_Exercise requirements:_
1) From the summary on Indic languages, extract the part that opens with the words containing "#NAMA: The Digital" and closes with "quality Indic fonts.".
2) Why might swipe input fail on an Indian language keypad, according to the summary on Indic languages?

_Document section:_
Perhaps the time for Indic languages is now: mobile Internet and e-commerce are driving Internet penetration to towns that earlier didn’t find much need for it. India, as someone mentioned during #NAMA Indic, is an English-tolerant country, and our devices don’t mandate Indic language support. However, we don’t understand why this country needs to wait for a generational change for more people to get access to the Internet. The language barrier needs to be addressed.
#NAMA: The Digital Future of Indic Languages was a discussion that should have happened when we first tried to organize it, in 2009, but it’s never too late to do the right thing. It’s not a topic that is particularly “hot”, but it is an important one.
We’re thankful to Google India for supporting it. Do read our coverage from the compelling discussions that took place. Below is a summary of key points made:
Devices & Fonts
– Parity is the word: if I can use a device in English, we should make it easy for everyone to use the same way in Indic languages
– People don’t have money for desktops. Tablets and mobile phones and soft keyboards have made a difference.
– Google has released some exceptionally high quality Indic fonts.
– Work required in Indic language interface.
– Fonts don’t go back to legacy devices.
– Fonts don’t render properly on different screen sizes, across devices.
“What we develop for a bigger size device is not suitable for lower size device. Sizes change from one tablet to another. They’re not fitting well with designs and interfaces. If we can standardize on screen sizes and font rendering…it is more severe in Indian languages than in English.” – Ravi Hegde, Group Editor of Udayavani.
– Demand for Indic language apps on mobile exists: a Hindi language phonebook pre-installed for Micromax on 5 devices has seen 450,000 new users in the last month without the app being available on the Play Store.
– A switch to Web-based operating systems (Firefox OS) might help address font issues, via webapps and HTML5.
– Typography and fonts will help grow content creation, and CSS3 has helped.
– Amazon is looking at enabling Indic language fonts on Indic.
– Keypads for Indic need to be standardized. People will get confused with different layouts from different handset manufacturers or soft keypad firms.
– We have approached Indic language technology in a very fragmented manner. Need to look at quality of content and consumption, ability to create content easily with tools and access process for these tools.
– Can’t base Indic language keyboards on how English behaves. The design of Indian language technologies and tools have to be done ground up. Swipe will not necessarily work on an Indian language keypad since Indian characters combine to form different shapes.

_Data supplied:_
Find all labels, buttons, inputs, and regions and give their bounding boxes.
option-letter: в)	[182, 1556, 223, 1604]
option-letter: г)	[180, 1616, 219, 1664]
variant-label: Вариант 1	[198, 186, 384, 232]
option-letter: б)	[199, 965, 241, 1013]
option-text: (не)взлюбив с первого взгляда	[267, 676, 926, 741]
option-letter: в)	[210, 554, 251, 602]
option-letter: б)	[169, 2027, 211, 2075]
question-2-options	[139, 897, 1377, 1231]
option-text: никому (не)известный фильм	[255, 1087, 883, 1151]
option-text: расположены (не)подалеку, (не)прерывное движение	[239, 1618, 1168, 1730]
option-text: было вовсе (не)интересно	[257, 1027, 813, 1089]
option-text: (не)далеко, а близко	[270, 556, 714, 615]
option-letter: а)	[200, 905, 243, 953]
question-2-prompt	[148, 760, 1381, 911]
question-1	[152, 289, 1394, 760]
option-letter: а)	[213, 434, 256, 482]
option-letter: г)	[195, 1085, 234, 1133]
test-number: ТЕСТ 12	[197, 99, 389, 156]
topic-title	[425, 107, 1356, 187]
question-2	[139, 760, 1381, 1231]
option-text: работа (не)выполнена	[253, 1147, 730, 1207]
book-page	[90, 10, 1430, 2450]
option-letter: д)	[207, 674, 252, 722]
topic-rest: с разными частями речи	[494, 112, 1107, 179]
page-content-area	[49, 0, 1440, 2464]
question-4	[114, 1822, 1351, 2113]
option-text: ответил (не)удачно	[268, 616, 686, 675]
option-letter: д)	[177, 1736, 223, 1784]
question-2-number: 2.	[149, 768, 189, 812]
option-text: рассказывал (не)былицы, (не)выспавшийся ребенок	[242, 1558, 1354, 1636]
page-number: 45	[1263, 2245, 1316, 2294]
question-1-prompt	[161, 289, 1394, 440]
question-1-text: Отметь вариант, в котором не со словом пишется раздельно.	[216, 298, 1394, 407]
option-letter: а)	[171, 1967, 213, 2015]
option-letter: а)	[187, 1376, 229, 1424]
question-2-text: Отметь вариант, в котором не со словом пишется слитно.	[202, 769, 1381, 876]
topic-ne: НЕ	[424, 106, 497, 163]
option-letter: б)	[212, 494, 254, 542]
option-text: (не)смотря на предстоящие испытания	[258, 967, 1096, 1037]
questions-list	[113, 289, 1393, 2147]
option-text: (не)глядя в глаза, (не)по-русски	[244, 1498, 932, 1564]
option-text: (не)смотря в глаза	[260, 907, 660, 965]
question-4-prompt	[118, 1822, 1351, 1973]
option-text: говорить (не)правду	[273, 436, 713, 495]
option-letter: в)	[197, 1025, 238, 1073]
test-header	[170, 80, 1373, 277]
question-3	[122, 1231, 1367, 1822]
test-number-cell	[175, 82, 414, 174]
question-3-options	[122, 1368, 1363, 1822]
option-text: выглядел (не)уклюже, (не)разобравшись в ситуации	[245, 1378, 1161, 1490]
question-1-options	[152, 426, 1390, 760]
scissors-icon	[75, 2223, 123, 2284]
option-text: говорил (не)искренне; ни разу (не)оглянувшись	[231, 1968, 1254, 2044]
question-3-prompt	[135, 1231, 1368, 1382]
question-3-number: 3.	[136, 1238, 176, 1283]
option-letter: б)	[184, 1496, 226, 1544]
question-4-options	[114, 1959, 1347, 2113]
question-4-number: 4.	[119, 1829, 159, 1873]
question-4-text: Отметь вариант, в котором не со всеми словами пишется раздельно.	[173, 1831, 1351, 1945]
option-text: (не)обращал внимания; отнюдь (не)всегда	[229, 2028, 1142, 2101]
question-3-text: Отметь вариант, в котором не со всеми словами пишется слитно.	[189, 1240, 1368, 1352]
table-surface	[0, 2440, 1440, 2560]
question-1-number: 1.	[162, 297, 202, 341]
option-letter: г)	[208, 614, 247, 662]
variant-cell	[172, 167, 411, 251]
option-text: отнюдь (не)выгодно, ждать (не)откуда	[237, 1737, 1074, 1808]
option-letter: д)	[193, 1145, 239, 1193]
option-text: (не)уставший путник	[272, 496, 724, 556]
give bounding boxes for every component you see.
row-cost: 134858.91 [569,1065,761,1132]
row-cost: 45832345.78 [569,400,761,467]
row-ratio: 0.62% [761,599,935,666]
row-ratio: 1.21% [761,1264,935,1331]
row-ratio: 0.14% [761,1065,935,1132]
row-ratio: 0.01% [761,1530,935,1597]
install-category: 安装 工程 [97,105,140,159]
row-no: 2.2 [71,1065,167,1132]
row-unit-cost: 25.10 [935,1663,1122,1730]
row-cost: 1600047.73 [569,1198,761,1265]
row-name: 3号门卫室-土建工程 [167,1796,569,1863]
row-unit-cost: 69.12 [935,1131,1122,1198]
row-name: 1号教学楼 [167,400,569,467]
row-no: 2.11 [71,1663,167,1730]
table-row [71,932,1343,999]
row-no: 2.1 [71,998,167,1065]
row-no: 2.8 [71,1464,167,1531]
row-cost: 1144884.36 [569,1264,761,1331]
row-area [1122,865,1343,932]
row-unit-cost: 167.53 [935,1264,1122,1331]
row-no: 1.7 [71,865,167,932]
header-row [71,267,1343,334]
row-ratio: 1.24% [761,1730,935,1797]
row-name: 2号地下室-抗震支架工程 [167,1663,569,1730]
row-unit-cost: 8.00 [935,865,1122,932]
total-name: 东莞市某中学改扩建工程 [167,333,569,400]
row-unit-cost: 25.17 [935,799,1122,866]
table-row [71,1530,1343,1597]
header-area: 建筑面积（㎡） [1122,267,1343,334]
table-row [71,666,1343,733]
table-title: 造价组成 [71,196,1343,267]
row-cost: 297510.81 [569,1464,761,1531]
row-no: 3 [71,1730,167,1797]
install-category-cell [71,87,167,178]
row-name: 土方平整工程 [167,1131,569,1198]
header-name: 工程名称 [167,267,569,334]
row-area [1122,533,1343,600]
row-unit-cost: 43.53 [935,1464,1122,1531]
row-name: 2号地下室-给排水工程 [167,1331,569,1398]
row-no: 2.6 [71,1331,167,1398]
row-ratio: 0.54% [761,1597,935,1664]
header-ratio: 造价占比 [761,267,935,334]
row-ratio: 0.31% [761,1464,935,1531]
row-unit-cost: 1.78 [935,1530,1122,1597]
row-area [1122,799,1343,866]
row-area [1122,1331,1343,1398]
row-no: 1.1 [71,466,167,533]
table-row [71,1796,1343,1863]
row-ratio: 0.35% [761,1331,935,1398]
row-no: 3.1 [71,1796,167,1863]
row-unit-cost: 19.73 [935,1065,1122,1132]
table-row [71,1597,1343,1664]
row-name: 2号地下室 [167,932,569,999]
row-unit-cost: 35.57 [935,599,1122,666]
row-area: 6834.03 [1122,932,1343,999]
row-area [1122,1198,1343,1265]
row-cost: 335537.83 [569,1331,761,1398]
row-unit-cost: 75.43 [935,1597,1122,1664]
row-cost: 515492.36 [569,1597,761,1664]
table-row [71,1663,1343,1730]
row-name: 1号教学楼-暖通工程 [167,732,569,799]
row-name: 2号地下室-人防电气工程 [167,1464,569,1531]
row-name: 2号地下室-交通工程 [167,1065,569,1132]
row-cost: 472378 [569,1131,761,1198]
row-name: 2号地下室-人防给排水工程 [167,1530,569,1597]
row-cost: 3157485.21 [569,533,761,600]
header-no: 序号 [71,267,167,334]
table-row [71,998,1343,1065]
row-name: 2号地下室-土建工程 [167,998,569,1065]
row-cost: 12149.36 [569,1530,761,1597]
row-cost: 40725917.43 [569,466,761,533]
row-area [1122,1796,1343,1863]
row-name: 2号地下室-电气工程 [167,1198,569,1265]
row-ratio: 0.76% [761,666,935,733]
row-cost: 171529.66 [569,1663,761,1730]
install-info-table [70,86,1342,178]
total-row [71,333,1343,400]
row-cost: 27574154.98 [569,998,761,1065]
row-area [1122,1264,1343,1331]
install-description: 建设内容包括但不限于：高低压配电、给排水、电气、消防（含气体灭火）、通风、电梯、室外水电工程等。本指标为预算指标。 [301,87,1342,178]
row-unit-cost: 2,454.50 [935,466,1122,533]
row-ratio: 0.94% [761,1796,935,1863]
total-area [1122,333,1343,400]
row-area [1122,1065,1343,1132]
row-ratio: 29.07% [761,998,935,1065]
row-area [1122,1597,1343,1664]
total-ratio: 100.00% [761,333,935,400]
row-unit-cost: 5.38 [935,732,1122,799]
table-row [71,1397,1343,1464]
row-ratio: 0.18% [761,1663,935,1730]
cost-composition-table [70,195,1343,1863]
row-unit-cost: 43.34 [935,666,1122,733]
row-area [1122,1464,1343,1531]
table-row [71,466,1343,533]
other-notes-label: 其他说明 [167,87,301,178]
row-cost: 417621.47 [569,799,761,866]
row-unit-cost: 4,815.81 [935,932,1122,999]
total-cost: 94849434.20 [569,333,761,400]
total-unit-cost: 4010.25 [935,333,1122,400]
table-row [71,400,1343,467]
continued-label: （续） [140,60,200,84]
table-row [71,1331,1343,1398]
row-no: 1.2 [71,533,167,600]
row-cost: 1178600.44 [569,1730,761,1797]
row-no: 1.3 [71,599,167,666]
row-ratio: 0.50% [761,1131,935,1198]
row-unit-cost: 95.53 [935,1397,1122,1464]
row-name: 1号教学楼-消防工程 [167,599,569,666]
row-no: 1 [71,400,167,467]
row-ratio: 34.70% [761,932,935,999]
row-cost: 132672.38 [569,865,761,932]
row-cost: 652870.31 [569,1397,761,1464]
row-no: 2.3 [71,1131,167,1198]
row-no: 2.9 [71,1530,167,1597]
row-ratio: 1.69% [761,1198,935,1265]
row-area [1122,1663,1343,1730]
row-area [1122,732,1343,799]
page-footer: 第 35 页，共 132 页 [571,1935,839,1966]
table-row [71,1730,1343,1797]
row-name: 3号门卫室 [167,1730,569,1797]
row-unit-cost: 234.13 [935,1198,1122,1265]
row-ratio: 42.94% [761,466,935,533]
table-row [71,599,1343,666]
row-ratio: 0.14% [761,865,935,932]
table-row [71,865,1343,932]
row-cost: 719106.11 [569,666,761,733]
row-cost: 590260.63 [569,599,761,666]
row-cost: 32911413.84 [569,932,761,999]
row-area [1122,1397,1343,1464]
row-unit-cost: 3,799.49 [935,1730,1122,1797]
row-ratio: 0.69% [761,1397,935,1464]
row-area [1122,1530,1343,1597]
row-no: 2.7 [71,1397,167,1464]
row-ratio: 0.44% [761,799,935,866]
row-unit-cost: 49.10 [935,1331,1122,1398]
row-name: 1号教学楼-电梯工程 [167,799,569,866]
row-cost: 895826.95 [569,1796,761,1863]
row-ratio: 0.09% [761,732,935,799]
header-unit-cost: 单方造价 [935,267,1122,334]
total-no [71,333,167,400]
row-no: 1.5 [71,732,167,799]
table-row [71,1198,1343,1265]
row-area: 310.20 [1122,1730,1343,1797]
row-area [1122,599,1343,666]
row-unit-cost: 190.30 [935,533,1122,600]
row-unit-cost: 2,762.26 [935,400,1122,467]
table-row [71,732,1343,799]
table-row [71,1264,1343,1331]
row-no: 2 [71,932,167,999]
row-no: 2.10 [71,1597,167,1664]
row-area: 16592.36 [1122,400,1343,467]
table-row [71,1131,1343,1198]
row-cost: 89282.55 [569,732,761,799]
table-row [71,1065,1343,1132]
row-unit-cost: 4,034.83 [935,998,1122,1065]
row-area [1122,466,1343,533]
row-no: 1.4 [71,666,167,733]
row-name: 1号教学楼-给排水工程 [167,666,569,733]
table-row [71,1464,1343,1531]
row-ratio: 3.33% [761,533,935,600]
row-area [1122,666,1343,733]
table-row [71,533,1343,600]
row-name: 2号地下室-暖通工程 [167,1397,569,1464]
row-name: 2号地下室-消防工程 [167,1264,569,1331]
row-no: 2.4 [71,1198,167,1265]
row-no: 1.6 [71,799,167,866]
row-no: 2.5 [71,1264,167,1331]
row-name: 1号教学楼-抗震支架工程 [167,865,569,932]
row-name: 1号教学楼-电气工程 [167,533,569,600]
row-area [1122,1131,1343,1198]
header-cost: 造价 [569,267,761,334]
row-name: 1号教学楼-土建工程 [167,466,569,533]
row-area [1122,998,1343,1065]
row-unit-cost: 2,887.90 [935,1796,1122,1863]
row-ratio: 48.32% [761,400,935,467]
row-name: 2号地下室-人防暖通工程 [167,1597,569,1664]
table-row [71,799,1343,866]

_Responses by task:_
1)
#NAMA: The Digital Future of Indic Languages was a discussion that should have happened when we first tried to organize it, in 2009, but it’s never too late to do the right thing. It’s not a topic that is particularly “hot”, but it is an important one.
We’re thankful to Google India for supporting it. Do read our coverage from the compelling discussions that took place. Below is a summary of key points made:
Devices & Fonts
– Parity is the word: if I can use a device in English, we should make it easy for everyone to use the same way in Indic languages
– People don’t have money for desktops. Tablets and mobile phones and soft keyboards have made a difference.
– Google has released some exceptionally high quality Indic fonts.

2) Swipe will not necessarily work because Indian characters combine to form different shapes. For this reason, Indic keyboards can't be modeled on how English behaves and have to be designed from the ground up.